• _GOAL_
State the number of lines in the material below that have "posesión" in them, without any other text.

• _INFORMATION GIVEN_

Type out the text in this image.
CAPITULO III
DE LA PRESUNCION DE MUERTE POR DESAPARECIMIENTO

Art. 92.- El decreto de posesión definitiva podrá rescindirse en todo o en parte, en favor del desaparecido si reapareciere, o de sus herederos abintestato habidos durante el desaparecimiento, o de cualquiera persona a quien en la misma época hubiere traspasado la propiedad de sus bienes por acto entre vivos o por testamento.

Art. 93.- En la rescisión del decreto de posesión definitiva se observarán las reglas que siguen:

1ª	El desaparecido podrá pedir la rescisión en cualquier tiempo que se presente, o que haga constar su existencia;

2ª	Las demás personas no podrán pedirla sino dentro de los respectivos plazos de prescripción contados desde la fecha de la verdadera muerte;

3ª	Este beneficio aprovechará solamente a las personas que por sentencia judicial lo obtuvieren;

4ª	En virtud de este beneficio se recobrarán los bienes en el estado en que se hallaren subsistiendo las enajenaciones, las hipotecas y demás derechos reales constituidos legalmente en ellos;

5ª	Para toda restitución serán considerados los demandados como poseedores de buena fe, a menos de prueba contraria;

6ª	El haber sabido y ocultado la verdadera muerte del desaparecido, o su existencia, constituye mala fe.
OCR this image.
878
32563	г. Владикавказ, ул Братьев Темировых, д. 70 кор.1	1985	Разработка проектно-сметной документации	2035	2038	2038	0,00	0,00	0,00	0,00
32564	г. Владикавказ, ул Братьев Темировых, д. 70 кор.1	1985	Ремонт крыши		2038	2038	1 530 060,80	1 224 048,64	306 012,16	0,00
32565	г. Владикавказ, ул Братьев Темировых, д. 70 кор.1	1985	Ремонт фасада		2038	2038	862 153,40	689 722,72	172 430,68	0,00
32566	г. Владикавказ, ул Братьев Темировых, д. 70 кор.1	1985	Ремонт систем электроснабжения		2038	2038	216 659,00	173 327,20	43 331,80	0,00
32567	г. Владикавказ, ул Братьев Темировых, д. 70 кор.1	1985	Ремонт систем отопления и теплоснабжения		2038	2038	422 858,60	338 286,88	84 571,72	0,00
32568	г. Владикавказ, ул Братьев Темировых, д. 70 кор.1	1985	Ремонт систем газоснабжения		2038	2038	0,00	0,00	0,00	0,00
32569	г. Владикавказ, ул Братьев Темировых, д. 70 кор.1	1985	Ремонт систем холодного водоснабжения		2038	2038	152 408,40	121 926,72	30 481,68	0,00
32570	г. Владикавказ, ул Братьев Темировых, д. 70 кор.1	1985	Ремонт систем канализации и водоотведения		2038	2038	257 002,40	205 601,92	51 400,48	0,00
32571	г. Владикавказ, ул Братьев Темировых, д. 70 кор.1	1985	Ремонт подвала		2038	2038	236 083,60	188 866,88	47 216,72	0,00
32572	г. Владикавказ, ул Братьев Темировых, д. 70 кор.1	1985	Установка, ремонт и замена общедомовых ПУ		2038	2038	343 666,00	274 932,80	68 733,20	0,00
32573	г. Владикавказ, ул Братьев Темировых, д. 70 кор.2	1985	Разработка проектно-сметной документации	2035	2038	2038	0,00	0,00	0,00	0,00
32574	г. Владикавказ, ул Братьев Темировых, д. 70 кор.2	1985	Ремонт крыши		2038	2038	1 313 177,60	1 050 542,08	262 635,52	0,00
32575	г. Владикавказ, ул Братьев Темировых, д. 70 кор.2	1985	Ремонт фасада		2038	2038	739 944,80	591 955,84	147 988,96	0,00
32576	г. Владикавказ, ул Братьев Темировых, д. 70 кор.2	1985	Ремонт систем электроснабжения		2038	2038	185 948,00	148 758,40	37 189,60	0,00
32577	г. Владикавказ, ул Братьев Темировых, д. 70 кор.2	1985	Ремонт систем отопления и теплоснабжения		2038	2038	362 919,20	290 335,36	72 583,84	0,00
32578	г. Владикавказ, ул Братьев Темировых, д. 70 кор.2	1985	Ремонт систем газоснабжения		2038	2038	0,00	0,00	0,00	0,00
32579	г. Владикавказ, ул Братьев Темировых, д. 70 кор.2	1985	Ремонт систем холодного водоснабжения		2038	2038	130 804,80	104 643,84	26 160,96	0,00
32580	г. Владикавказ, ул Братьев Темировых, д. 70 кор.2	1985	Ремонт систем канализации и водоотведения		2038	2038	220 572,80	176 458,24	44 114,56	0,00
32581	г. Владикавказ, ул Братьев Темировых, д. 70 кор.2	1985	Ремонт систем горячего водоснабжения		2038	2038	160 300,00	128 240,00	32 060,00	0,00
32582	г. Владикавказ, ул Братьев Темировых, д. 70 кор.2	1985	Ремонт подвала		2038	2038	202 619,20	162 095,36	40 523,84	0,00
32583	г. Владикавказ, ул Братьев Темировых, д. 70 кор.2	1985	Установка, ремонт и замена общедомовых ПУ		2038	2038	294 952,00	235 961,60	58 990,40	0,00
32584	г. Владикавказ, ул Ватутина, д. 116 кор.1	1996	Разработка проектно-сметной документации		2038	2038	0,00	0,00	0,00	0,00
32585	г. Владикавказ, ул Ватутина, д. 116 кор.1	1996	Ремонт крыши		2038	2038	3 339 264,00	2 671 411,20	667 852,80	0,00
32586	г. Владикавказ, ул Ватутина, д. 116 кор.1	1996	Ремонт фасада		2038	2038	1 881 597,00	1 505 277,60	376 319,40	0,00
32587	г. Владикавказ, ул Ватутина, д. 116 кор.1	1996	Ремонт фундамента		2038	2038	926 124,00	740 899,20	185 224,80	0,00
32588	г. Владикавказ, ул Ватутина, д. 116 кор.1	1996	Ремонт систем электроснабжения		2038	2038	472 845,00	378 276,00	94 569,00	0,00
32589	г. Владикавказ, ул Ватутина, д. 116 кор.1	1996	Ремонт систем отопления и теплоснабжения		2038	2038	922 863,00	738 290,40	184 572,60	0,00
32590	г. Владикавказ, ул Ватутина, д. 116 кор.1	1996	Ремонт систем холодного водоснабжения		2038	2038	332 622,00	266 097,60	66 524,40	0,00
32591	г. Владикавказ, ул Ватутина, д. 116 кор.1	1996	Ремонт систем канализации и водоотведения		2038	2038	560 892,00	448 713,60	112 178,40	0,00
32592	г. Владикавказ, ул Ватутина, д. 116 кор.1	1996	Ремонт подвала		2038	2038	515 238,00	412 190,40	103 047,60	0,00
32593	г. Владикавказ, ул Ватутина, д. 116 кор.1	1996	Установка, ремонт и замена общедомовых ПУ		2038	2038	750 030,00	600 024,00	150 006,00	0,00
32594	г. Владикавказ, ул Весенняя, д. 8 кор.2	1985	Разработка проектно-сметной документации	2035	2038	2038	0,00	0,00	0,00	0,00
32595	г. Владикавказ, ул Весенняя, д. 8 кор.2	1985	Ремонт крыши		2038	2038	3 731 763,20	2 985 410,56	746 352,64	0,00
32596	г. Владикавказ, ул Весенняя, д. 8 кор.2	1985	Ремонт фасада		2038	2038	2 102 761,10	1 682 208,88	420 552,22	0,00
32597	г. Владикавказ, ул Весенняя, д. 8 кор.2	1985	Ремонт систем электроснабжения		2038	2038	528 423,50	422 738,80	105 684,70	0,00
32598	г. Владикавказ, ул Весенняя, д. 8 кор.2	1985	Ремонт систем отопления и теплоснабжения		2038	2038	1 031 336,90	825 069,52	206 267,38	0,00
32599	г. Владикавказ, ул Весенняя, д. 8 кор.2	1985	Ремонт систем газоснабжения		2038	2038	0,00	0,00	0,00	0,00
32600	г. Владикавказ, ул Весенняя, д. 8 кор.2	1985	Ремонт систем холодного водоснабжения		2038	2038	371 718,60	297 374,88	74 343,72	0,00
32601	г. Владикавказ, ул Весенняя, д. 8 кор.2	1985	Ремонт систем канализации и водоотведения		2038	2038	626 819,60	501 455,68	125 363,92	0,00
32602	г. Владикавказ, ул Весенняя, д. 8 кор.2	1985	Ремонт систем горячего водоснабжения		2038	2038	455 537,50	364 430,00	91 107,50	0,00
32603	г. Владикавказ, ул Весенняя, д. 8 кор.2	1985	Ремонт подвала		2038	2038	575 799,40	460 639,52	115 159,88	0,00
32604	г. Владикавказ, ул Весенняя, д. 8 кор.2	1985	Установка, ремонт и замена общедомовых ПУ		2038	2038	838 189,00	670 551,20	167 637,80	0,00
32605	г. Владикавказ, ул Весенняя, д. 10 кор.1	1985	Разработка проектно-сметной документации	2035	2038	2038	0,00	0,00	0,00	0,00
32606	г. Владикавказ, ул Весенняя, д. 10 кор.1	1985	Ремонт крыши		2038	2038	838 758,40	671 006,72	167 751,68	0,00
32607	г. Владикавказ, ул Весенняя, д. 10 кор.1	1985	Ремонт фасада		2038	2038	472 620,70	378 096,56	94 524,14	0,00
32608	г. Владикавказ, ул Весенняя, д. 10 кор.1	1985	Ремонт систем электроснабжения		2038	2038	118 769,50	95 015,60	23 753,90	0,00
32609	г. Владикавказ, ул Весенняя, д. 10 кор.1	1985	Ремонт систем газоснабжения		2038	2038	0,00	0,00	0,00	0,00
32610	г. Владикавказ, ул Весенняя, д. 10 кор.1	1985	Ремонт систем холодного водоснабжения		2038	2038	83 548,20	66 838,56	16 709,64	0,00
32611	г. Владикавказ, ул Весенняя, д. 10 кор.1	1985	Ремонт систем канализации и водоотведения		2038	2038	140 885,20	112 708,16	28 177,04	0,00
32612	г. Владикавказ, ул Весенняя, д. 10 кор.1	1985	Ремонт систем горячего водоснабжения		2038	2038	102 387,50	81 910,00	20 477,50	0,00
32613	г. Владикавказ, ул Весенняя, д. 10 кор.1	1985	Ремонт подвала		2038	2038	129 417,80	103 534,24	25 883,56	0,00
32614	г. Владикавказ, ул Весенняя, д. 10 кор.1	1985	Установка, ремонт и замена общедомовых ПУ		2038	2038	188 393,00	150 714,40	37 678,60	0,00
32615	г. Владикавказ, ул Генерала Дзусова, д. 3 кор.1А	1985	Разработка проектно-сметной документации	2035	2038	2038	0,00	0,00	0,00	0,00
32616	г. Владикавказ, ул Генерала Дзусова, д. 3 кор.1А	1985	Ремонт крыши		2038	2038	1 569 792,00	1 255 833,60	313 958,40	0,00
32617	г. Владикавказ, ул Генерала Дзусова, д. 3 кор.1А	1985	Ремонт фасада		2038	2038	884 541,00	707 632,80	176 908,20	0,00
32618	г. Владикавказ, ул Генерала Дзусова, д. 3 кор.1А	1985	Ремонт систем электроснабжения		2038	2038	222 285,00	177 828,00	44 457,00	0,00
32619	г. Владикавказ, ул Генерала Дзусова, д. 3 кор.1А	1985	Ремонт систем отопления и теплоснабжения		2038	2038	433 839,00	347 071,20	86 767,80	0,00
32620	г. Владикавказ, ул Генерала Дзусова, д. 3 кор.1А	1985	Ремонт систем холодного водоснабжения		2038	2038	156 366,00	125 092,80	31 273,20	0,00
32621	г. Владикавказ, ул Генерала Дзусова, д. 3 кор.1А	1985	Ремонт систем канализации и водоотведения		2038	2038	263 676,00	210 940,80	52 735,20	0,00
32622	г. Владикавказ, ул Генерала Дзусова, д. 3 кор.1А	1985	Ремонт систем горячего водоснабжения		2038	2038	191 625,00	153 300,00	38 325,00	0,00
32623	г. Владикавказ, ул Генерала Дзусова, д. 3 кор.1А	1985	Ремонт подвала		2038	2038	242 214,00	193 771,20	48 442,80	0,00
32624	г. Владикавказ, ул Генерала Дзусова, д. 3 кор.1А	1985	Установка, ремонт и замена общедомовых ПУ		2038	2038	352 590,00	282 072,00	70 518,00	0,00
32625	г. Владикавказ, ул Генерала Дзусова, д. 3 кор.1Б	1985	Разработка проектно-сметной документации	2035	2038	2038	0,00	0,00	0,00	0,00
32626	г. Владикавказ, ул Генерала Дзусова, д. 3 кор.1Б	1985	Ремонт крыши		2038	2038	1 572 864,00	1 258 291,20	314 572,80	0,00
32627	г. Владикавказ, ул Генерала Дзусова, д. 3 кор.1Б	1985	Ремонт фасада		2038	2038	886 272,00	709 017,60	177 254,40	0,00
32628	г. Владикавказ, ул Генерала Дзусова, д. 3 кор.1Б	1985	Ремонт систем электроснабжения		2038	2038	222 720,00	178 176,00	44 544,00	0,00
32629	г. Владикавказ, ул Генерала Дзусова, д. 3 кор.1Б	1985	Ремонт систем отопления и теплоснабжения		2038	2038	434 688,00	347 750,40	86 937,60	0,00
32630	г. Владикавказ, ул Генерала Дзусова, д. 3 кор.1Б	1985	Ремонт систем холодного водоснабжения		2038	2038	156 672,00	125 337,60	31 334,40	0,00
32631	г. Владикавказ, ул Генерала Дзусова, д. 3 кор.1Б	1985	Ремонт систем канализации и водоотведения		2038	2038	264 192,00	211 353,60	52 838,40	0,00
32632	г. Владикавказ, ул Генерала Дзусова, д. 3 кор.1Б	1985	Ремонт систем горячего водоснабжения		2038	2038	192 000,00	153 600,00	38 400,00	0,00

• _EXERCISE SOLUTION_
2